Supplied records:
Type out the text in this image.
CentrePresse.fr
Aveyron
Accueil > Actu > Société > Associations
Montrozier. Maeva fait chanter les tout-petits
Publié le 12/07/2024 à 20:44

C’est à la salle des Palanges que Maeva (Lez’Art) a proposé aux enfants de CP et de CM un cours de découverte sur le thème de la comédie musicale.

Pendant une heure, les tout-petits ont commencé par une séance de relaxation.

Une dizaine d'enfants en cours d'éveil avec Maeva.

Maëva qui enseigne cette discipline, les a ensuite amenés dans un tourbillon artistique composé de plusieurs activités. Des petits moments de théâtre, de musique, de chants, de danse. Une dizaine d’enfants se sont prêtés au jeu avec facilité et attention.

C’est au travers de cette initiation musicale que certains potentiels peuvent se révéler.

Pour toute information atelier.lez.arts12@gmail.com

Given task: Output the listing above without altering a single character.

Answer for this exercise:
Type out the text in this image.
CentrePresse.fr
Aveyron
Accueil > Actu > Société > Associations
Montrozier. Maeva fait chanter les tout-petits
Publié le 12/07/2024 à 20:44

C’est à la salle des Palanges que Maeva (Lez’Art) a proposé aux enfants de CP et de CM un cours de découverte sur le thème de la comédie musicale.

Pendant une heure, les tout-petits ont commencé par une séance de relaxation.

Une dizaine d'enfants en cours d'éveil avec Maeva.

Maëva qui enseigne cette discipline, les a ensuite amenés dans un tourbillon artistique composé de plusieurs activités. Des petits moments de théâtre, de musique, de chants, de danse. Une dizaine d’enfants se sont prêtés au jeu avec facilité et attention.

C’est au travers de cette initiation musicale que certains potentiels peuvent se révéler.

Pour toute information atelier.lez.arts12@gmail.com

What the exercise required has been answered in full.